_Task_: Write the material out again in full, word for word. Do not include the pictures.
==== Items ====
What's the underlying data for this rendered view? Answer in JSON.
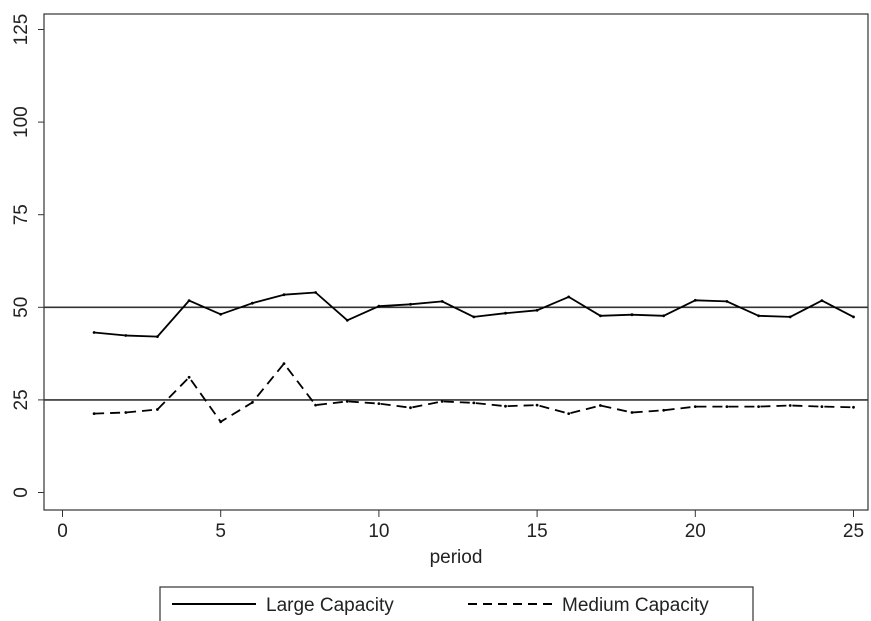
{
  "chart_data": {
    "type": "line",
    "title": "",
    "xlabel": "period",
    "ylabel": "",
    "xlim": [
      0,
      25
    ],
    "ylim": [
      0,
      125
    ],
    "xticks": [
      0,
      5,
      10,
      15,
      20,
      25
    ],
    "yticks": [
      0,
      25,
      50,
      75,
      100,
      125
    ],
    "x": [
      1,
      2,
      3,
      4,
      5,
      6,
      7,
      8,
      9,
      10,
      11,
      12,
      13,
      14,
      15,
      16,
      17,
      18,
      19,
      20,
      21,
      22,
      23,
      24,
      25
    ],
    "series": [
      {
        "name": "Large Capacity",
        "line_style": "solid",
        "color": "#000000",
        "values": [
          43.2,
          42.4,
          42.1,
          51.8,
          48.1,
          51.1,
          53.4,
          54.0,
          46.5,
          50.3,
          50.8,
          51.6,
          47.4,
          48.4,
          49.2,
          52.8,
          47.7,
          48.0,
          47.7,
          51.9,
          51.6,
          47.7,
          47.4,
          51.8,
          47.4
        ]
      },
      {
        "name": "Medium Capacity",
        "line_style": "dashed",
        "color": "#000000",
        "values": [
          21.3,
          21.6,
          22.4,
          31.1,
          19.1,
          24.3,
          34.8,
          23.6,
          24.6,
          24.0,
          22.9,
          24.6,
          24.2,
          23.3,
          23.6,
          21.3,
          23.5,
          21.6,
          22.2,
          23.2,
          23.2,
          23.2,
          23.5,
          23.2,
          23.0
        ]
      }
    ],
    "reference_lines": [
      {
        "axis": "y",
        "value": 50,
        "color": "#333333"
      },
      {
        "axis": "y",
        "value": 25,
        "color": "#333333"
      }
    ],
    "grid": false,
    "legend": {
      "position": "bottom",
      "entries": [
        "Large Capacity",
        "Medium Capacity"
      ]
    }
  }
}
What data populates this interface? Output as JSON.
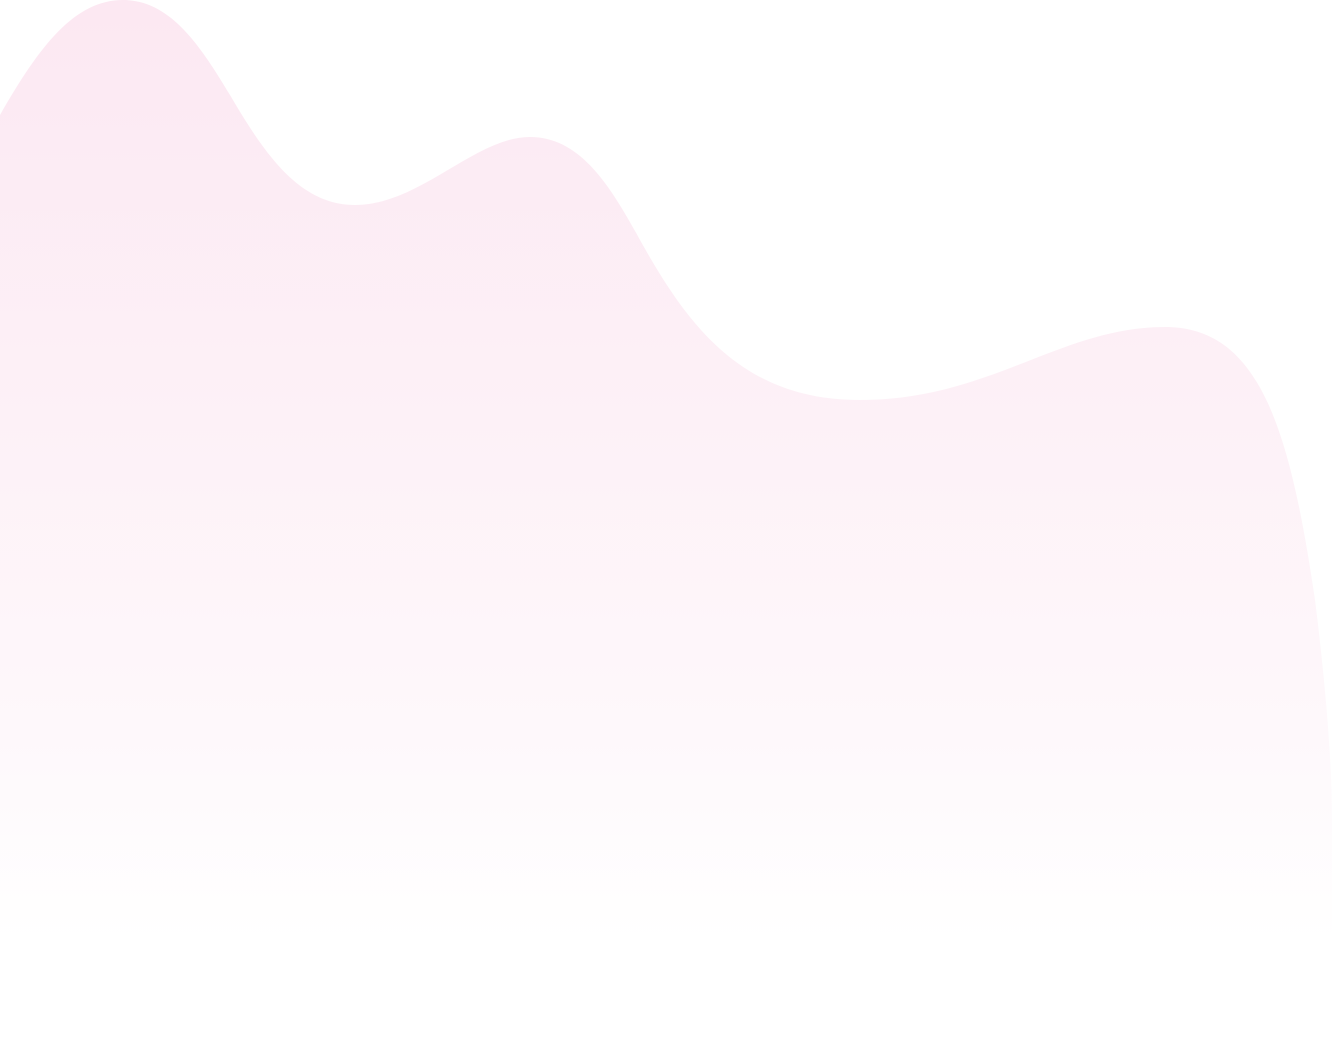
{
  "background": {
    "base_color": "#ffffff",
    "wave_color_top": "#fdf0f6",
    "wave_color_bottom": "#ffffff",
    "shape": "decorative-wave"
  }
}
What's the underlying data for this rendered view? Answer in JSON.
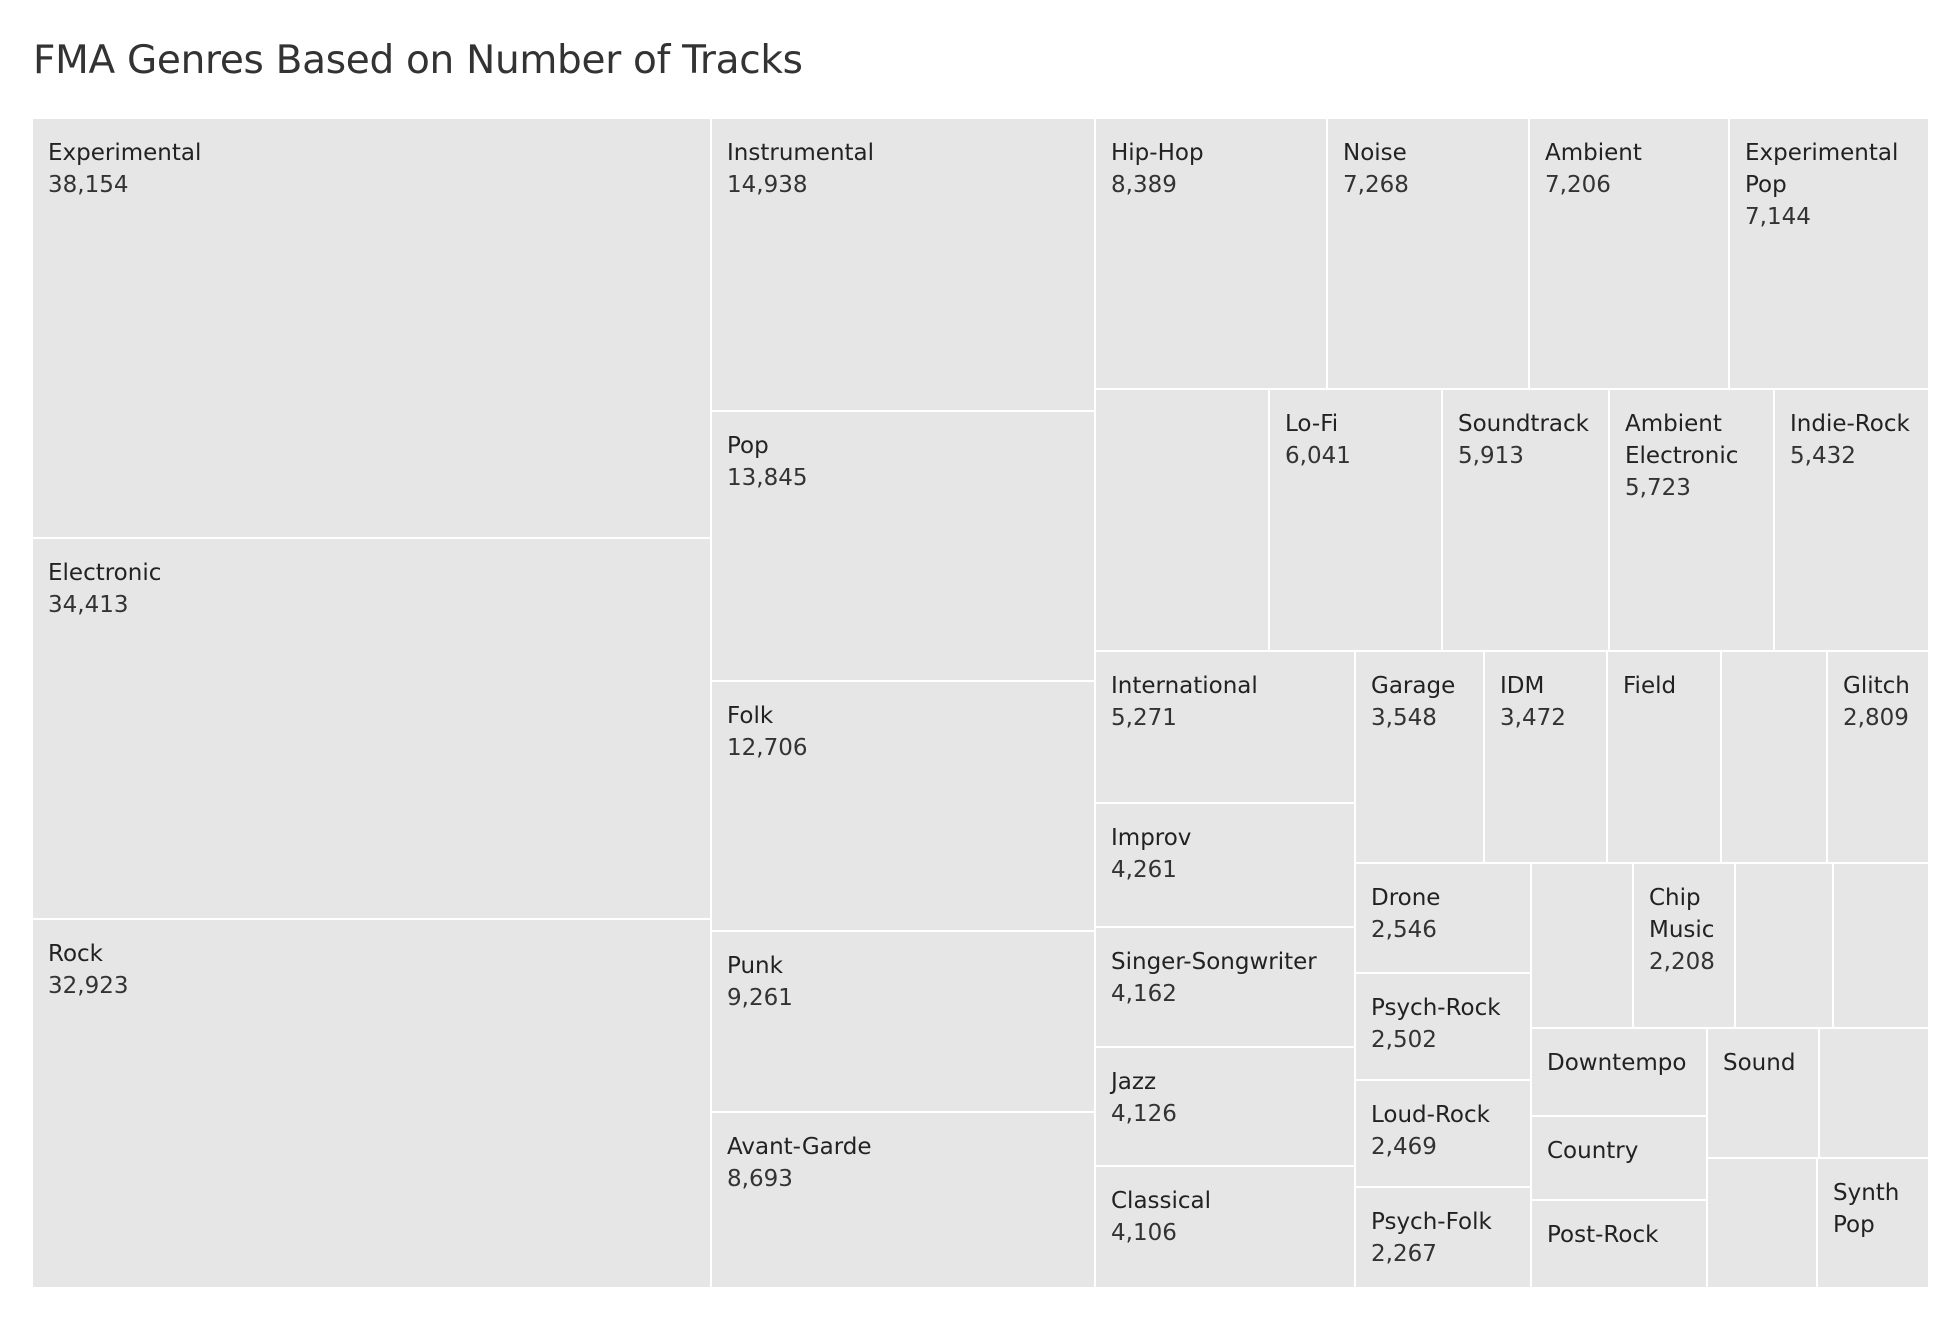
====
_The completed task_:
What's the underlying data for this rendered view? Answer in JSON.
{
  "chart_data": {
    "type": "line",
    "title": "",
    "xlabel": "period",
    "ylabel": "",
    "xlim": [
      0,
      25
    ],
    "ylim": [
      0,
      125
    ],
    "xticks": [
      0,
      5,
      10,
      15,
      20,
      25
    ],
    "yticks": [
      0,
      25,
      50,
      75,
      100,
      125
    ],
    "x": [
      1,
      2,
      3,
      4,
      5,
      6,
      7,
      8,
      9,
      10,
      11,
      12,
      13,
      14,
      15,
      16,
      17,
      18,
      19,
      20,
      21,
      22,
      23,
      24,
      25
    ],
    "series": [
      {
        "name": "Large Capacity",
        "line_style": "solid",
        "color": "#000000",
        "values": [
          43.2,
          42.4,
          42.1,
          51.8,
          48.1,
          51.1,
          53.4,
          54.0,
          46.5,
          50.3,
          50.8,
          51.6,
          47.4,
          48.4,
          49.2,
          52.8,
          47.7,
          48.0,
          47.7,
          51.9,
          51.6,
          47.7,
          47.4,
          51.8,
          47.4
        ]
      },
      {
        "name": "Medium Capacity",
        "line_style": "dashed",
        "color": "#000000",
        "values": [
          21.3,
          21.6,
          22.4,
          31.1,
          19.1,
          24.3,
          34.8,
          23.6,
          24.6,
          24.0,
          22.9,
          24.6,
          24.2,
          23.3,
          23.6,
          21.3,
          23.5,
          21.6,
          22.2,
          23.2,
          23.2,
          23.2,
          23.5,
          23.2,
          23.0
        ]
      }
    ],
    "reference_lines": [
      {
        "axis": "y",
        "value": 50,
        "color": "#333333"
      },
      {
        "axis": "y",
        "value": 25,
        "color": "#333333"
      }
    ],
    "grid": false,
    "legend": {
      "position": "bottom",
      "entries": [
        "Large Capacity",
        "Medium Capacity"
      ]
    }
  }
}
What data populates this interface? Output as JSON.
{
  "background": {
    "base_color": "#ffffff",
    "wave_color_top": "#fdf0f6",
    "wave_color_bottom": "#ffffff",
    "shape": "decorative-wave"
  }
}
What's the underlying data for this rendered view? Answer in JSON.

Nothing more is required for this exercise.